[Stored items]
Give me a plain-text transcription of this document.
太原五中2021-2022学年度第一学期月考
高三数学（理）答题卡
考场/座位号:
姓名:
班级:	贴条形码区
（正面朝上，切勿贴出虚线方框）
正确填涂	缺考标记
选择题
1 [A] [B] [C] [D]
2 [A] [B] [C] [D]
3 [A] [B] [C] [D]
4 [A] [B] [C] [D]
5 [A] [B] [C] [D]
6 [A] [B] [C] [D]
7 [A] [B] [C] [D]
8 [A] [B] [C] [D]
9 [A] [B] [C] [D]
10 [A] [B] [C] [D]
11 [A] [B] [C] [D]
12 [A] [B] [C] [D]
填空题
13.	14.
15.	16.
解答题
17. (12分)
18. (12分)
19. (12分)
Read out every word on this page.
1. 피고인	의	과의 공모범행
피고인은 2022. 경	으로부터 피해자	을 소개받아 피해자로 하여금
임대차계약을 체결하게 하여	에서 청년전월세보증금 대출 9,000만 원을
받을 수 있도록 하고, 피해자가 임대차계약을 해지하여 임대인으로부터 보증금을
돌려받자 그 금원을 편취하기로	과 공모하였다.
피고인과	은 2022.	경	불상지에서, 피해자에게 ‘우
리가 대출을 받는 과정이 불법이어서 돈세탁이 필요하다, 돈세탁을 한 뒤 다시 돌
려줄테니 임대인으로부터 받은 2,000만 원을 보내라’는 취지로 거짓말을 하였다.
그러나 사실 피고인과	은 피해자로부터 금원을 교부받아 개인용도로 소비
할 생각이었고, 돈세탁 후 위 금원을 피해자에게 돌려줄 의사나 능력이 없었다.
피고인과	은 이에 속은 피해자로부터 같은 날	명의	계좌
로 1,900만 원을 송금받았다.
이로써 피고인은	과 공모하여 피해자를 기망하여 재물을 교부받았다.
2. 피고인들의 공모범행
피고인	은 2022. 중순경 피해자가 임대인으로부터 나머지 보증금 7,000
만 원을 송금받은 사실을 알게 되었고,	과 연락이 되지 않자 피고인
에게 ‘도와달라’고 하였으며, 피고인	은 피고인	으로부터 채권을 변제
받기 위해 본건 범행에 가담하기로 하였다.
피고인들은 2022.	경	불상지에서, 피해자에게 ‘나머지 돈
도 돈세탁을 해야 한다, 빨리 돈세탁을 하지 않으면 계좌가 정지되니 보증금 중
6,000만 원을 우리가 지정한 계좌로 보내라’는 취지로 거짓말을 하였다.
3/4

**What to produce**.
Provide all the records again, word for word.

**Written solution**.
Give me a plain-text transcription of this document.
太原五中2021-2022学年度第一学期月考
高三数学（理）答题卡
考场/座位号:
姓名:
班级:	贴条形码区
（正面朝上，切勿贴出虚线方框）
正确填涂	缺考标记
选择题
1 [A] [B] [C] [D]
2 [A] [B] [C] [D]
3 [A] [B] [C] [D]
4 [A] [B] [C] [D]
5 [A] [B] [C] [D]
6 [A] [B] [C] [D]
7 [A] [B] [C] [D]
8 [A] [B] [C] [D]
9 [A] [B] [C] [D]
10 [A] [B] [C] [D]
11 [A] [B] [C] [D]
12 [A] [B] [C] [D]
填空题
13.	14.
15.	16.
解答题
17. (12分)
18. (12分)
19. (12分)
Read out every word on this page.
1. 피고인	의	과의 공모범행
피고인은 2022. 경	으로부터 피해자	을 소개받아 피해자로 하여금
임대차계약을 체결하게 하여	에서 청년전월세보증금 대출 9,000만 원을
받을 수 있도록 하고, 피해자가 임대차계약을 해지하여 임대인으로부터 보증금을
돌려받자 그 금원을 편취하기로	과 공모하였다.
피고인과	은 2022.	경	불상지에서, 피해자에게 ‘우
리가 대출을 받는 과정이 불법이어서 돈세탁이 필요하다, 돈세탁을 한 뒤 다시 돌
려줄테니 임대인으로부터 받은 2,000만 원을 보내라’는 취지로 거짓말을 하였다.
그러나 사실 피고인과	은 피해자로부터 금원을 교부받아 개인용도로 소비
할 생각이었고, 돈세탁 후 위 금원을 피해자에게 돌려줄 의사나 능력이 없었다.
피고인과	은 이에 속은 피해자로부터 같은 날	명의	계좌
로 1,900만 원을 송금받았다.
이로써 피고인은	과 공모하여 피해자를 기망하여 재물을 교부받았다.
2. 피고인들의 공모범행
피고인	은 2022. 중순경 피해자가 임대인으로부터 나머지 보증금 7,000
만 원을 송금받은 사실을 알게 되었고,	과 연락이 되지 않자 피고인
에게 ‘도와달라’고 하였으며, 피고인	은 피고인	으로부터 채권을 변제
받기 위해 본건 범행에 가담하기로 하였다.
피고인들은 2022.	경	불상지에서, 피해자에게 ‘나머지 돈
도 돈세탁을 해야 한다, 빨리 돈세탁을 하지 않으면 계좌가 정지되니 보증금 중
6,000만 원을 우리가 지정한 계좌로 보내라’는 취지로 거짓말을 하였다.
3/4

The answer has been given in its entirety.